EXERCISE DESCRIPTION: Restate the full set of records exactly, word for word.

(Data excerpts)

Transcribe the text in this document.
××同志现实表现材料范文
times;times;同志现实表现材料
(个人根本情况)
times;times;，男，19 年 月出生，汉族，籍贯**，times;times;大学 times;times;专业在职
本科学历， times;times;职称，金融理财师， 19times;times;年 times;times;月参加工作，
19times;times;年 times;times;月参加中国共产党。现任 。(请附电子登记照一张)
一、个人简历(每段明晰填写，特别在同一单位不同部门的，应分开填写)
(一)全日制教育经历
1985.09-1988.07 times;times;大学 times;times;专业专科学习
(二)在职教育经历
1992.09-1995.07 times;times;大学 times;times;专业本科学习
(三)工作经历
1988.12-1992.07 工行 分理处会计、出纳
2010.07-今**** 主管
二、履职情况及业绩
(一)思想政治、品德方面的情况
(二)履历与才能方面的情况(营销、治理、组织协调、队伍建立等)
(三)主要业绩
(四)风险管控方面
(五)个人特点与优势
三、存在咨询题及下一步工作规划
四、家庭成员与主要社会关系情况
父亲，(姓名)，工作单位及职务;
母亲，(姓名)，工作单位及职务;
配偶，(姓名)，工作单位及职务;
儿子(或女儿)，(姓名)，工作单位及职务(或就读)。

FINAL RESULT:
Transcribe the text in this document.
××同志现实表现材料范文
times;times;同志现实表现材料
(个人根本情况)
times;times;，男，19 年 月出生，汉族，籍贯**，times;times;大学 times;times;专业在职
本科学历， times;times;职称，金融理财师， 19times;times;年 times;times;月参加工作，
19times;times;年 times;times;月参加中国共产党。现任 。(请附电子登记照一张)
一、个人简历(每段明晰填写，特别在同一单位不同部门的，应分开填写)
(一)全日制教育经历
1985.09-1988.07 times;times;大学 times;times;专业专科学习
(二)在职教育经历
1992.09-1995.07 times;times;大学 times;times;专业本科学习
(三)工作经历
1988.12-1992.07 工行 分理处会计、出纳
2010.07-今**** 主管
二、履职情况及业绩
(一)思想政治、品德方面的情况
(二)履历与才能方面的情况(营销、治理、组织协调、队伍建立等)
(三)主要业绩
(四)风险管控方面
(五)个人特点与优势
三、存在咨询题及下一步工作规划
四、家庭成员与主要社会关系情况
父亲，(姓名)，工作单位及职务;
母亲，(姓名)，工作单位及职务;
配偶，(姓名)，工作单位及职务;
儿子(或女儿)，(姓名)，工作单位及职务(或就读)。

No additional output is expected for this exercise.